- _TASK PROMPT_
Retype the material word for word.
** start of THE RECORDS **
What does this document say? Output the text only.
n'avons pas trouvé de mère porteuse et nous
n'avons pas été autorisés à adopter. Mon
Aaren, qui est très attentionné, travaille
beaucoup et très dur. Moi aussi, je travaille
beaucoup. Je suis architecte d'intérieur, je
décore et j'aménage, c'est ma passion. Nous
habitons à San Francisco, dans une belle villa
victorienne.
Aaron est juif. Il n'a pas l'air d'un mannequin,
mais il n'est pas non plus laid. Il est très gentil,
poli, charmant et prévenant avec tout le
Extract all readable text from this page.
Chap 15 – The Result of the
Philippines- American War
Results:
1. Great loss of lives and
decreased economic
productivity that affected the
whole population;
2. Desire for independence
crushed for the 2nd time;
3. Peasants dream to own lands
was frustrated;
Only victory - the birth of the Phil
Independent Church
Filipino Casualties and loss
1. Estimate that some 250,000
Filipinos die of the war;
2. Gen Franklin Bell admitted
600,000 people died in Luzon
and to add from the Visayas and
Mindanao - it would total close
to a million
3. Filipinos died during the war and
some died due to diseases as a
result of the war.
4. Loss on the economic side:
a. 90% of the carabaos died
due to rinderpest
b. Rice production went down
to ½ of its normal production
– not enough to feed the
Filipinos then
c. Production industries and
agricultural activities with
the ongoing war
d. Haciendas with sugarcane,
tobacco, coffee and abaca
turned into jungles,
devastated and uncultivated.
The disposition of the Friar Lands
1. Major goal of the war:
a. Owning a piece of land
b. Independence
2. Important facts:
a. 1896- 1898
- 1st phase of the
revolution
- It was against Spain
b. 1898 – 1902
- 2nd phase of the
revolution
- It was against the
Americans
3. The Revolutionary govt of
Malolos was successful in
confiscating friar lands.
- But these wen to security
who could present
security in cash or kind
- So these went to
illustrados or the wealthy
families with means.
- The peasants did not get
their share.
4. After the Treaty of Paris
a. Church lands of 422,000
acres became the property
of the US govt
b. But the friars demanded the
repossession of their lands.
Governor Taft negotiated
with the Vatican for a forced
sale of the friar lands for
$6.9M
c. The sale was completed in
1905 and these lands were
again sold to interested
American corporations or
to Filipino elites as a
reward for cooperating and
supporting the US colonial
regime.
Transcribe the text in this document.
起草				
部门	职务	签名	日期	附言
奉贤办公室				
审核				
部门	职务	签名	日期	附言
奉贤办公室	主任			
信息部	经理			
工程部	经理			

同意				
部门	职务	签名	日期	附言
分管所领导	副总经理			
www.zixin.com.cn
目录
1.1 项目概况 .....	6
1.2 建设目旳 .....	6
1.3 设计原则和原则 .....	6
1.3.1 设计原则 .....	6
** end of THE RECORDS **
- _REPLY TO THE TASK_
What does this document say? Output the text only.
n'avons pas trouvé de mère porteuse et nous
n'avons pas été autorisés à adopter. Mon
Aaren, qui est très attentionné, travaille
beaucoup et très dur. Moi aussi, je travaille
beaucoup. Je suis architecte d'intérieur, je
décore et j'aménage, c'est ma passion. Nous
habitons à San Francisco, dans une belle villa
victorienne.
Aaron est juif. Il n'a pas l'air d'un mannequin,
mais il n'est pas non plus laid. Il est très gentil,
poli, charmant et prévenant avec tout le
Extract all readable text from this page.
Chap 15 – The Result of the
Philippines- American War
Results:
1. Great loss of lives and
decreased economic
productivity that affected the
whole population;
2. Desire for independence
crushed for the 2nd time;
3. Peasants dream to own lands
was frustrated;
Only victory - the birth of the Phil
Independent Church
Filipino Casualties and loss
1. Estimate that some 250,000
Filipinos die of the war;
2. Gen Franklin Bell admitted
600,000 people died in Luzon
and to add from the Visayas and
Mindanao - it would total close
to a million
3. Filipinos died during the war and
some died due to diseases as a
result of the war.
4. Loss on the economic side:
a. 90% of the carabaos died
due to rinderpest
b. Rice production went down
to ½ of its normal production
– not enough to feed the
Filipinos then
c. Production industries and
agricultural activities with
the ongoing war
d. Haciendas with sugarcane,
tobacco, coffee and abaca
turned into jungles,
devastated and uncultivated.
The disposition of the Friar Lands
1. Major goal of the war:
a. Owning a piece of land
b. Independence
2. Important facts:
a. 1896- 1898
- 1st phase of the
revolution
- It was against Spain
b. 1898 – 1902
- 2nd phase of the
revolution
- It was against the
Americans
3. The Revolutionary govt of
Malolos was successful in
confiscating friar lands.
- But these wen to security
who could present
security in cash or kind
- So these went to
illustrados or the wealthy
families with means.
- The peasants did not get
their share.
4. After the Treaty of Paris
a. Church lands of 422,000
acres became the property
of the US govt
b. But the friars demanded the
repossession of their lands.
Governor Taft negotiated
with the Vatican for a forced
sale of the friar lands for
$6.9M
c. The sale was completed in
1905 and these lands were
again sold to interested
American corporations or
to Filipino elites as a
reward for cooperating and
supporting the US colonial
regime.
Transcribe the text in this document.
起草				
部门	职务	签名	日期	附言
奉贤办公室				
审核				
部门	职务	签名	日期	附言
奉贤办公室	主任			
信息部	经理			
工程部	经理			

同意				
部门	职务	签名	日期	附言
分管所领导	副总经理			
www.zixin.com.cn
目录
1.1 项目概况 .....	6
1.2 建设目旳 .....	6
1.3 设计原则和原则 .....	6
1.3.1 设计原则 .....	6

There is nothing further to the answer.